◆ THE EXERCISE
Give a verbatim copy of the lines below, minus the pictures.

'''

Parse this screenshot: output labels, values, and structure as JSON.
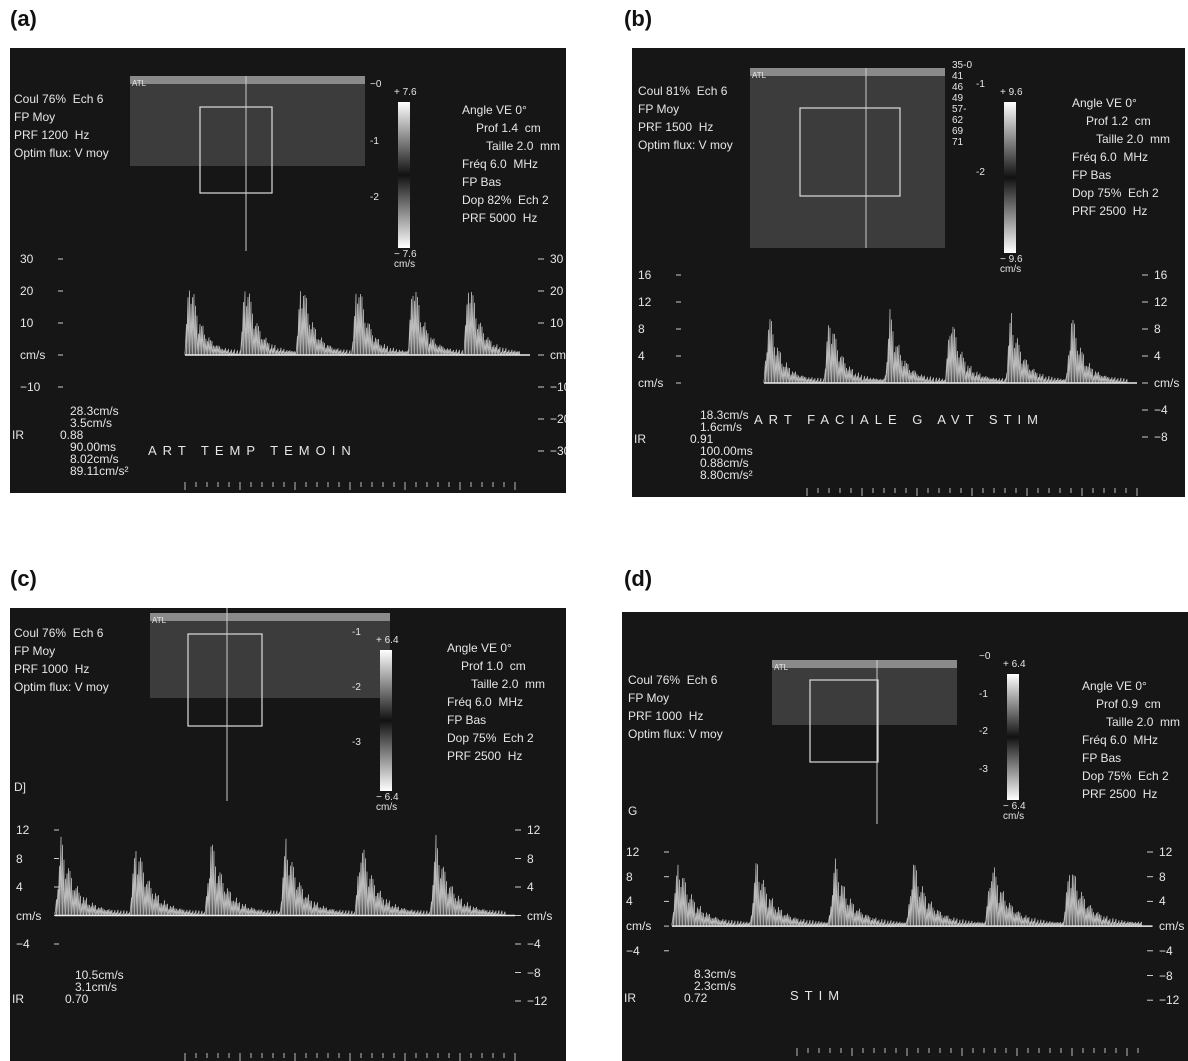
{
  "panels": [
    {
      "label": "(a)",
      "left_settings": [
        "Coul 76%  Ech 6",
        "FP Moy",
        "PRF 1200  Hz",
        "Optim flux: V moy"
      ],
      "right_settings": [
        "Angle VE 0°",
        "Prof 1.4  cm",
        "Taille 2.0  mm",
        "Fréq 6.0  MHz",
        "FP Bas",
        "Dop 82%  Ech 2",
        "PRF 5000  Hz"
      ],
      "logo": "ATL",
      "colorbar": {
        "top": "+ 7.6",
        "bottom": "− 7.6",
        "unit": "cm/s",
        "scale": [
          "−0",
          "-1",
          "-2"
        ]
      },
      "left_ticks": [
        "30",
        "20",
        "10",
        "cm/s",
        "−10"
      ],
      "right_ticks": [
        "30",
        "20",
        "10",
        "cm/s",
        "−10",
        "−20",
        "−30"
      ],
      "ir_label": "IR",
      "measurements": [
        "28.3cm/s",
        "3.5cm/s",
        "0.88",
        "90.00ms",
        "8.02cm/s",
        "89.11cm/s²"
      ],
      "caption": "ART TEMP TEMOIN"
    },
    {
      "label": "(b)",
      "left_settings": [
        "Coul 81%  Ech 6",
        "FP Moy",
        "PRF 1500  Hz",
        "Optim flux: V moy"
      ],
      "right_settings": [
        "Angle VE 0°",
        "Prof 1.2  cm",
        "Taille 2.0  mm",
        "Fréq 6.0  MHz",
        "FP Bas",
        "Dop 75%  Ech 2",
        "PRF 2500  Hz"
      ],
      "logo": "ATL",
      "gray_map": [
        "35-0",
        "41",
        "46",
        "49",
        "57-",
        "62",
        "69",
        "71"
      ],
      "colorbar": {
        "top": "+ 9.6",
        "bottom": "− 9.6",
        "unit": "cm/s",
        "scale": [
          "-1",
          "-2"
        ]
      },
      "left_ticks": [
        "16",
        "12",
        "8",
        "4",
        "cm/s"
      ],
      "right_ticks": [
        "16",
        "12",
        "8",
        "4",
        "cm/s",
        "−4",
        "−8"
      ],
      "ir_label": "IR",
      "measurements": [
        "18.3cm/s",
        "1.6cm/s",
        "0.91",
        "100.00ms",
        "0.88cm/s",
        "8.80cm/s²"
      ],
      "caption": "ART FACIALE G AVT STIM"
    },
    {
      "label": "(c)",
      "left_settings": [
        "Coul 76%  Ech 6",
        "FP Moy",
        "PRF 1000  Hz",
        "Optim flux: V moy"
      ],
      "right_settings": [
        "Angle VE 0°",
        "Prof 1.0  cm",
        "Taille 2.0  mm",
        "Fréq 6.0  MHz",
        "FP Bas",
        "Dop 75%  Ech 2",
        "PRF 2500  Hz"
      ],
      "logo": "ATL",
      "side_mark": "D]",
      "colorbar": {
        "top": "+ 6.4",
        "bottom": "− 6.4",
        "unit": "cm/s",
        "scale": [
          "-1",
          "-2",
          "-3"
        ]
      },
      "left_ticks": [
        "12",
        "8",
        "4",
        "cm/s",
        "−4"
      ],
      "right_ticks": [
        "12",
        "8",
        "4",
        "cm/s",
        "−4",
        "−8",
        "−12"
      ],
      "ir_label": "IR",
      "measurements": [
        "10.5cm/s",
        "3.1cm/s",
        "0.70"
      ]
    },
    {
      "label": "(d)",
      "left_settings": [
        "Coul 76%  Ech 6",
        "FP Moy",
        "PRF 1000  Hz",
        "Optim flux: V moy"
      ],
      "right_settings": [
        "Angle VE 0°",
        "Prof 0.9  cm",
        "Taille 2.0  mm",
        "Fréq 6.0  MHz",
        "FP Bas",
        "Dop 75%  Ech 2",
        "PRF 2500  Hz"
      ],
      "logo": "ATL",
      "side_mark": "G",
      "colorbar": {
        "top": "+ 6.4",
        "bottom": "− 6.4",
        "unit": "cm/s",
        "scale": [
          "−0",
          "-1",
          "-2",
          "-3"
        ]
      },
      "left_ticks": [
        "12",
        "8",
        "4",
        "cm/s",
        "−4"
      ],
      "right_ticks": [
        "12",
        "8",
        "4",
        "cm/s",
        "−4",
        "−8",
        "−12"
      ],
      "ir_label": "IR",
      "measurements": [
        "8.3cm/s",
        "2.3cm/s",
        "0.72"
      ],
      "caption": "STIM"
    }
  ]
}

'''

◆ TASK SOLUTION
Parse this screenshot: output labels, values, and structure as JSON.
{
  "panels": [
    {
      "label": "(a)",
      "left_settings": [
        "Coul 76%  Ech 6",
        "FP Moy",
        "PRF 1200  Hz",
        "Optim flux: V moy"
      ],
      "right_settings": [
        "Angle VE 0°",
        "Prof 1.4  cm",
        "Taille 2.0  mm",
        "Fréq 6.0  MHz",
        "FP Bas",
        "Dop 82%  Ech 2",
        "PRF 5000  Hz"
      ],
      "logo": "ATL",
      "colorbar": {
        "top": "+ 7.6",
        "bottom": "− 7.6",
        "unit": "cm/s",
        "scale": [
          "−0",
          "-1",
          "-2"
        ]
      },
      "left_ticks": [
        "30",
        "20",
        "10",
        "cm/s",
        "−10"
      ],
      "right_ticks": [
        "30",
        "20",
        "10",
        "cm/s",
        "−10",
        "−20",
        "−30"
      ],
      "ir_label": "IR",
      "measurements": [
        "28.3cm/s",
        "3.5cm/s",
        "0.88",
        "90.00ms",
        "8.02cm/s",
        "89.11cm/s²"
      ],
      "caption": "ART TEMP TEMOIN"
    },
    {
      "label": "(b)",
      "left_settings": [
        "Coul 81%  Ech 6",
        "FP Moy",
        "PRF 1500  Hz",
        "Optim flux: V moy"
      ],
      "right_settings": [
        "Angle VE 0°",
        "Prof 1.2  cm",
        "Taille 2.0  mm",
        "Fréq 6.0  MHz",
        "FP Bas",
        "Dop 75%  Ech 2",
        "PRF 2500  Hz"
      ],
      "logo": "ATL",
      "gray_map": [
        "35-0",
        "41",
        "46",
        "49",
        "57-",
        "62",
        "69",
        "71"
      ],
      "colorbar": {
        "top": "+ 9.6",
        "bottom": "− 9.6",
        "unit": "cm/s",
        "scale": [
          "-1",
          "-2"
        ]
      },
      "left_ticks": [
        "16",
        "12",
        "8",
        "4",
        "cm/s"
      ],
      "right_ticks": [
        "16",
        "12",
        "8",
        "4",
        "cm/s",
        "−4",
        "−8"
      ],
      "ir_label": "IR",
      "measurements": [
        "18.3cm/s",
        "1.6cm/s",
        "0.91",
        "100.00ms",
        "0.88cm/s",
        "8.80cm/s²"
      ],
      "caption": "ART FACIALE G AVT STIM"
    },
    {
      "label": "(c)",
      "left_settings": [
        "Coul 76%  Ech 6",
        "FP Moy",
        "PRF 1000  Hz",
        "Optim flux: V moy"
      ],
      "right_settings": [
        "Angle VE 0°",
        "Prof 1.0  cm",
        "Taille 2.0  mm",
        "Fréq 6.0  MHz",
        "FP Bas",
        "Dop 75%  Ech 2",
        "PRF 2500  Hz"
      ],
      "logo": "ATL",
      "side_mark": "D]",
      "colorbar": {
        "top": "+ 6.4",
        "bottom": "− 6.4",
        "unit": "cm/s",
        "scale": [
          "-1",
          "-2",
          "-3"
        ]
      },
      "left_ticks": [
        "12",
        "8",
        "4",
        "cm/s",
        "−4"
      ],
      "right_ticks": [
        "12",
        "8",
        "4",
        "cm/s",
        "−4",
        "−8",
        "−12"
      ],
      "ir_label": "IR",
      "measurements": [
        "10.5cm/s",
        "3.1cm/s",
        "0.70"
      ]
    },
    {
      "label": "(d)",
      "left_settings": [
        "Coul 76%  Ech 6",
        "FP Moy",
        "PRF 1000  Hz",
        "Optim flux: V moy"
      ],
      "right_settings": [
        "Angle VE 0°",
        "Prof 0.9  cm",
        "Taille 2.0  mm",
        "Fréq 6.0  MHz",
        "FP Bas",
        "Dop 75%  Ech 2",
        "PRF 2500  Hz"
      ],
      "logo": "ATL",
      "side_mark": "G",
      "colorbar": {
        "top": "+ 6.4",
        "bottom": "− 6.4",
        "unit": "cm/s",
        "scale": [
          "−0",
          "-1",
          "-2",
          "-3"
        ]
      },
      "left_ticks": [
        "12",
        "8",
        "4",
        "cm/s",
        "−4"
      ],
      "right_ticks": [
        "12",
        "8",
        "4",
        "cm/s",
        "−4",
        "−8",
        "−12"
      ],
      "ir_label": "IR",
      "measurements": [
        "8.3cm/s",
        "2.3cm/s",
        "0.72"
      ],
      "caption": "STIM"
    }
  ]
}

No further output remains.